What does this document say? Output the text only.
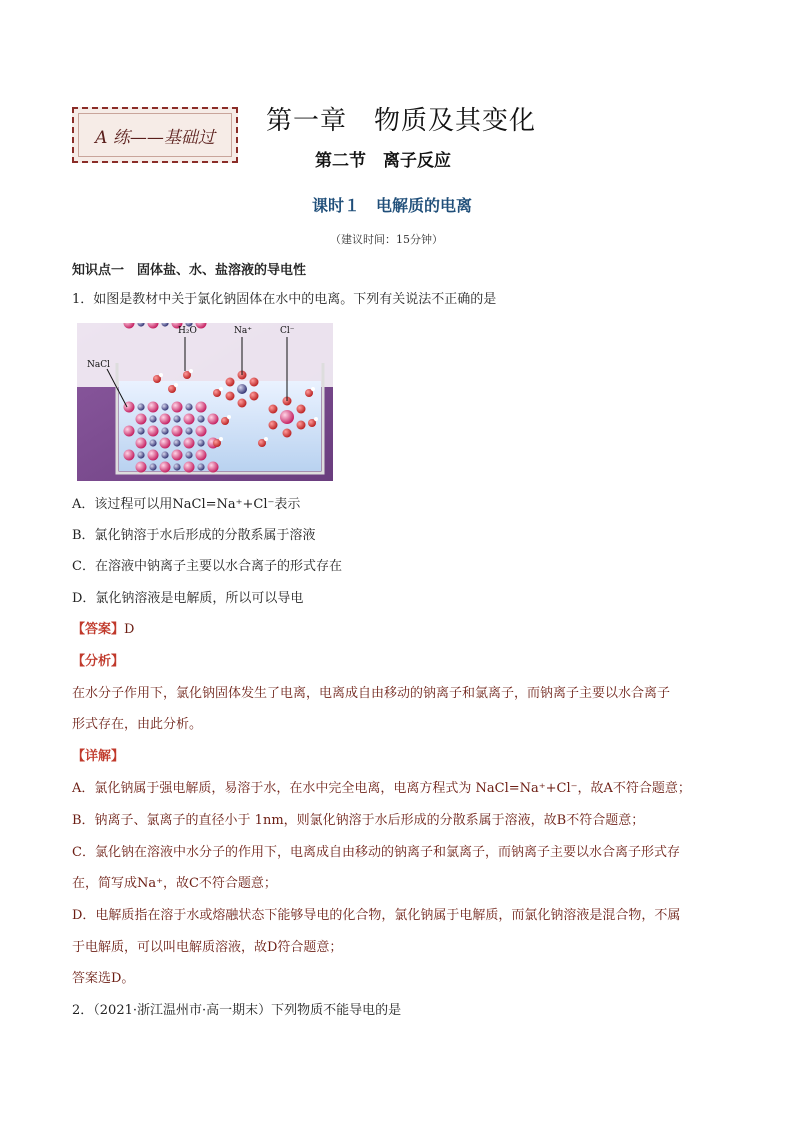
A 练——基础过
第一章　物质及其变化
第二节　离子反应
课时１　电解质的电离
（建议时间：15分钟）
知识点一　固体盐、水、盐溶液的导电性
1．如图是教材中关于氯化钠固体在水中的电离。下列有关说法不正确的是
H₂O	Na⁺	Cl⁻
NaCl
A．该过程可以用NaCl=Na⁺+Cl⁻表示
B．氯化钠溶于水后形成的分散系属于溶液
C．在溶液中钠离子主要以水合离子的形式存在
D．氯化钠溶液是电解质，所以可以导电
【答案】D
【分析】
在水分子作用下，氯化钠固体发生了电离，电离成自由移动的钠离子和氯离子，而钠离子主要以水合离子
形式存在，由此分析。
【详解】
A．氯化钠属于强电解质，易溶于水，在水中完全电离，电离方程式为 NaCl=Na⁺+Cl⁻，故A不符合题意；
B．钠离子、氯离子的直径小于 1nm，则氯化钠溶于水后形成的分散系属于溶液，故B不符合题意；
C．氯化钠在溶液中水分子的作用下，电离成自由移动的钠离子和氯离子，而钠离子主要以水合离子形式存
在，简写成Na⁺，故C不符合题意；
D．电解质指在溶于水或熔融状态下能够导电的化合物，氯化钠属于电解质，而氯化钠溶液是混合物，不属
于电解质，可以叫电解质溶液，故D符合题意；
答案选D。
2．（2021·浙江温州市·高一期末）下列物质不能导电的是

§ **Goal**:
Identify and copy all lines with the word "电离成自由移动的钠离子和氯离子".

§ **Correct response**:
在水分子作用下，氯化钠固体发生了电离，电离成自由移动的钠离子和氯离子，而钠离子主要以水合离子
C．氯化钠在溶液中水分子的作用下，电离成自由移动的钠离子和氯离子，而钠离子主要以水合离子形式存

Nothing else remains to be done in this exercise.